## Work to do
Isolate every line in the records below with "ошибок" in it.

## Material to process
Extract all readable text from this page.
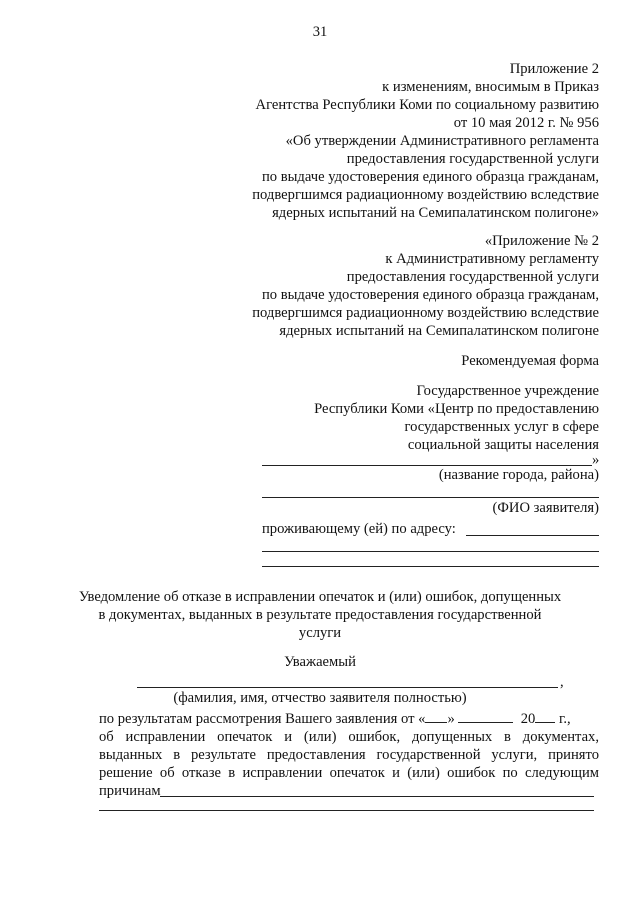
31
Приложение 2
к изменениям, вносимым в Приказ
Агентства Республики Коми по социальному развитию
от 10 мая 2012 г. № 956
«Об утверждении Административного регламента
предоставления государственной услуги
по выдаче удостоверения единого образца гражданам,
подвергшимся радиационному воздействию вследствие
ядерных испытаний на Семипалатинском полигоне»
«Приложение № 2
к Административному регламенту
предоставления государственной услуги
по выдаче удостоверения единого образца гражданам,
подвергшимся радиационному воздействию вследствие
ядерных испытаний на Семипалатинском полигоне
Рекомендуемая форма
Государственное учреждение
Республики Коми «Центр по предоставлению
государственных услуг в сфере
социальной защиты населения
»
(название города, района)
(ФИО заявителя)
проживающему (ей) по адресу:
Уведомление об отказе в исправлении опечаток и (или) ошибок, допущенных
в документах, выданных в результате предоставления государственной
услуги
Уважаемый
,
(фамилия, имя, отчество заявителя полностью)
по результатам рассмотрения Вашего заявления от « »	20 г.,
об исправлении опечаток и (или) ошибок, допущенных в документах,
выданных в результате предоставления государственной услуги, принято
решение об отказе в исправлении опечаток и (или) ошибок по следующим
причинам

## Result of this task
Уведомление об отказе в исправлении опечаток и (или) ошибок, допущенных
об исправлении опечаток и (или) ошибок, допущенных в документах,
решение об отказе в исправлении опечаток и (или) ошибок по следующим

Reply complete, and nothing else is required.